(Dataset entries)

** start **

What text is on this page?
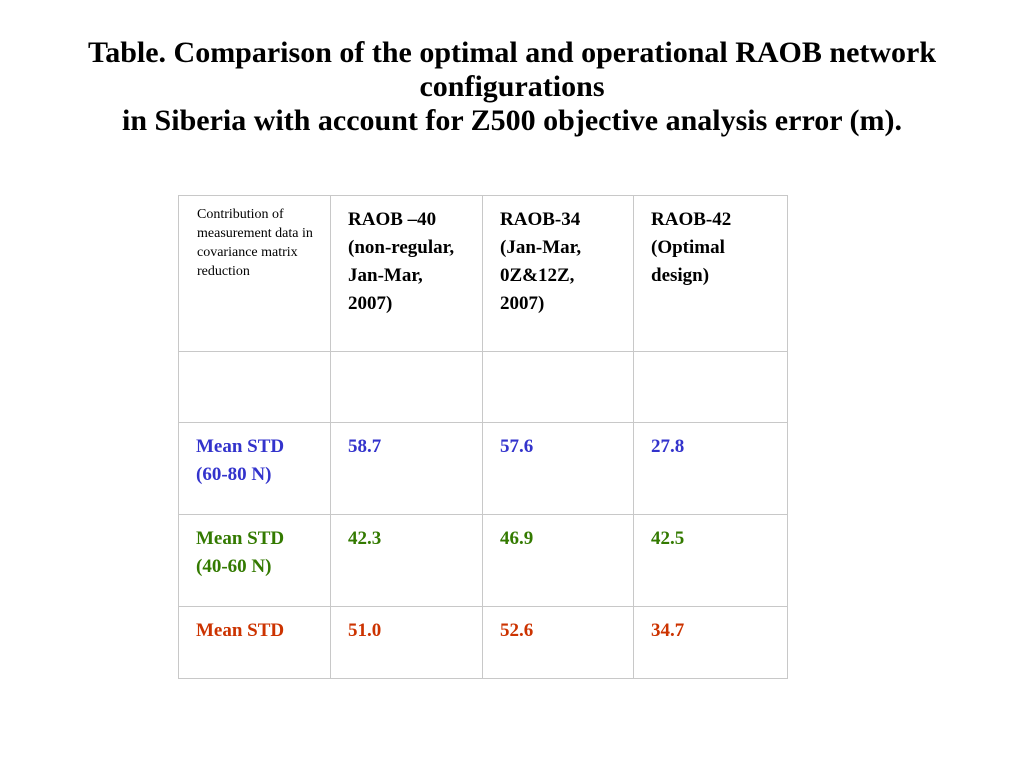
Table. Comparison of the optimal and operational RAOB network
configurations
in Siberia with account for Z500 objective analysis error (m).
Contribution of measurement data in covariance matrix reduction	RAOB –40 (non-regular, Jan-Mar, 2007)	RAOB-34 (Jan-Mar, 0Z&12Z, 2007)	RAOB-42 (Optimal design)

Mean STD (60-80 N)	58.7	57.6	27.8
Mean STD (40-60 N)	42.3	46.9	42.5
Mean STD	51.0	52.6	34.7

** end **

_Task directions_: Give every record again exactly, apart from the pictures, which stay out.

_Response_:
What text is on this page?
Table. Comparison of the optimal and operational RAOB network
configurations
in Siberia with account for Z500 objective analysis error (m).
Contribution of measurement data in covariance matrix reduction	RAOB –40 (non-regular, Jan-Mar, 2007)	RAOB-34 (Jan-Mar, 0Z&12Z, 2007)	RAOB-42 (Optimal design)

Mean STD (60-80 N)	58.7	57.6	27.8
Mean STD (40-60 N)	42.3	46.9	42.5
Mean STD	51.0	52.6	34.7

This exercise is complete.